Recorded data
------------------------------------
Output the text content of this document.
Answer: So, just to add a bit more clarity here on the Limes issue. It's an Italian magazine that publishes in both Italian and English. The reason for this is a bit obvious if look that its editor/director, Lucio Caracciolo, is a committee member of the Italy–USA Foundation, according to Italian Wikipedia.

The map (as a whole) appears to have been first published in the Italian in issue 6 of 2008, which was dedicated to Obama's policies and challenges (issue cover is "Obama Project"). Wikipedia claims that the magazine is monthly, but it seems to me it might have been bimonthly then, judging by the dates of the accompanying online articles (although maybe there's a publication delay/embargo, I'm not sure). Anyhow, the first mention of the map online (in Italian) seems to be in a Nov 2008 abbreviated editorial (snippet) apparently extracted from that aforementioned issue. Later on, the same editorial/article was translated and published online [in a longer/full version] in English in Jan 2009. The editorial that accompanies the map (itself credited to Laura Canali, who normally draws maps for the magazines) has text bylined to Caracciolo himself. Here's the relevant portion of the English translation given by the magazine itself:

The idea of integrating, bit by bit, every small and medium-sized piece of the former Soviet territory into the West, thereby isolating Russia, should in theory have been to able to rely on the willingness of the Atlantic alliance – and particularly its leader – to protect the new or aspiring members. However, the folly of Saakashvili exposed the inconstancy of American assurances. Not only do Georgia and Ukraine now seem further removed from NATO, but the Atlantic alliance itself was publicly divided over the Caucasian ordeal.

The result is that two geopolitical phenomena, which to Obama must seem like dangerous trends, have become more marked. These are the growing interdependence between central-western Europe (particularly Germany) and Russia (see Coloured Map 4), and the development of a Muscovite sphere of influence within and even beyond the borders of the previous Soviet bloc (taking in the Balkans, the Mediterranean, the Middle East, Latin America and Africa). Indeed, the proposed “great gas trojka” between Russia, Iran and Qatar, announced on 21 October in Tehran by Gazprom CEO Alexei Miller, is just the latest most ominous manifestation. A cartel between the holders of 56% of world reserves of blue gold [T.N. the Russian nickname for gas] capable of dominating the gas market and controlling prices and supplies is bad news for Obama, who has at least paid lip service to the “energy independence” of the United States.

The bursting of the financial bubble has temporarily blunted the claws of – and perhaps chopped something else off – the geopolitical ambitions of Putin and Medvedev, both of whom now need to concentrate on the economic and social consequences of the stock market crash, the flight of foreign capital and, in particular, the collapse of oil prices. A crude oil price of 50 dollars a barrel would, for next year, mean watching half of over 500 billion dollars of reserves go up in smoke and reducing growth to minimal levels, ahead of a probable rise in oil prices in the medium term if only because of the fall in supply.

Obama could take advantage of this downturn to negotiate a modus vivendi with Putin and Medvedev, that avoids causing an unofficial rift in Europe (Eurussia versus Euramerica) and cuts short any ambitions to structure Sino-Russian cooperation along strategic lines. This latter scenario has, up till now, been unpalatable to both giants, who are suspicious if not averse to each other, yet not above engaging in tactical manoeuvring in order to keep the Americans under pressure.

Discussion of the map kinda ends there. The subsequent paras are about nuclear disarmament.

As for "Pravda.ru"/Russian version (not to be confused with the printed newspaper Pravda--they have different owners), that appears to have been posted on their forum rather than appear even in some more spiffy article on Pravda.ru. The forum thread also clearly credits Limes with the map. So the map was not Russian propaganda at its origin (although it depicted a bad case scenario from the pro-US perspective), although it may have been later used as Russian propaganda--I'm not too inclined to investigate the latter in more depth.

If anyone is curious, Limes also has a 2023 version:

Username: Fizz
------------------------------------
Challenge >> Make an exact copy of the data above.

Solution below >>
Output the text content of this document.
Answer: So, just to add a bit more clarity here on the Limes issue. It's an Italian magazine that publishes in both Italian and English. The reason for this is a bit obvious if look that its editor/director, Lucio Caracciolo, is a committee member of the Italy–USA Foundation, according to Italian Wikipedia.

The map (as a whole) appears to have been first published in the Italian in issue 6 of 2008, which was dedicated to Obama's policies and challenges (issue cover is "Obama Project"). Wikipedia claims that the magazine is monthly, but it seems to me it might have been bimonthly then, judging by the dates of the accompanying online articles (although maybe there's a publication delay/embargo, I'm not sure). Anyhow, the first mention of the map online (in Italian) seems to be in a Nov 2008 abbreviated editorial (snippet) apparently extracted from that aforementioned issue. Later on, the same editorial/article was translated and published online [in a longer/full version] in English in Jan 2009. The editorial that accompanies the map (itself credited to Laura Canali, who normally draws maps for the magazines) has text bylined to Caracciolo himself. Here's the relevant portion of the English translation given by the magazine itself:

The idea of integrating, bit by bit, every small and medium-sized piece of the former Soviet territory into the West, thereby isolating Russia, should in theory have been to able to rely on the willingness of the Atlantic alliance – and particularly its leader – to protect the new or aspiring members. However, the folly of Saakashvili exposed the inconstancy of American assurances. Not only do Georgia and Ukraine now seem further removed from NATO, but the Atlantic alliance itself was publicly divided over the Caucasian ordeal.

The result is that two geopolitical phenomena, which to Obama must seem like dangerous trends, have become more marked. These are the growing interdependence between central-western Europe (particularly Germany) and Russia (see Coloured Map 4), and the development of a Muscovite sphere of influence within and even beyond the borders of the previous Soviet bloc (taking in the Balkans, the Mediterranean, the Middle East, Latin America and Africa). Indeed, the proposed “great gas trojka” between Russia, Iran and Qatar, announced on 21 October in Tehran by Gazprom CEO Alexei Miller, is just the latest most ominous manifestation. A cartel between the holders of 56% of world reserves of blue gold [T.N. the Russian nickname for gas] capable of dominating the gas market and controlling prices and supplies is bad news for Obama, who has at least paid lip service to the “energy independence” of the United States.

The bursting of the financial bubble has temporarily blunted the claws of – and perhaps chopped something else off – the geopolitical ambitions of Putin and Medvedev, both of whom now need to concentrate on the economic and social consequences of the stock market crash, the flight of foreign capital and, in particular, the collapse of oil prices. A crude oil price of 50 dollars a barrel would, for next year, mean watching half of over 500 billion dollars of reserves go up in smoke and reducing growth to minimal levels, ahead of a probable rise in oil prices in the medium term if only because of the fall in supply.

Obama could take advantage of this downturn to negotiate a modus vivendi with Putin and Medvedev, that avoids causing an unofficial rift in Europe (Eurussia versus Euramerica) and cuts short any ambitions to structure Sino-Russian cooperation along strategic lines. This latter scenario has, up till now, been unpalatable to both giants, who are suspicious if not averse to each other, yet not above engaging in tactical manoeuvring in order to keep the Americans under pressure.

Discussion of the map kinda ends there. The subsequent paras are about nuclear disarmament.

As for "Pravda.ru"/Russian version (not to be confused with the printed newspaper Pravda--they have different owners), that appears to have been posted on their forum rather than appear even in some more spiffy article on Pravda.ru. The forum thread also clearly credits Limes with the map. So the map was not Russian propaganda at its origin (although it depicted a bad case scenario from the pro-US perspective), although it may have been later used as Russian propaganda--I'm not too inclined to investigate the latter in more depth.

If anyone is curious, Limes also has a 2023 version:

Username: Fizz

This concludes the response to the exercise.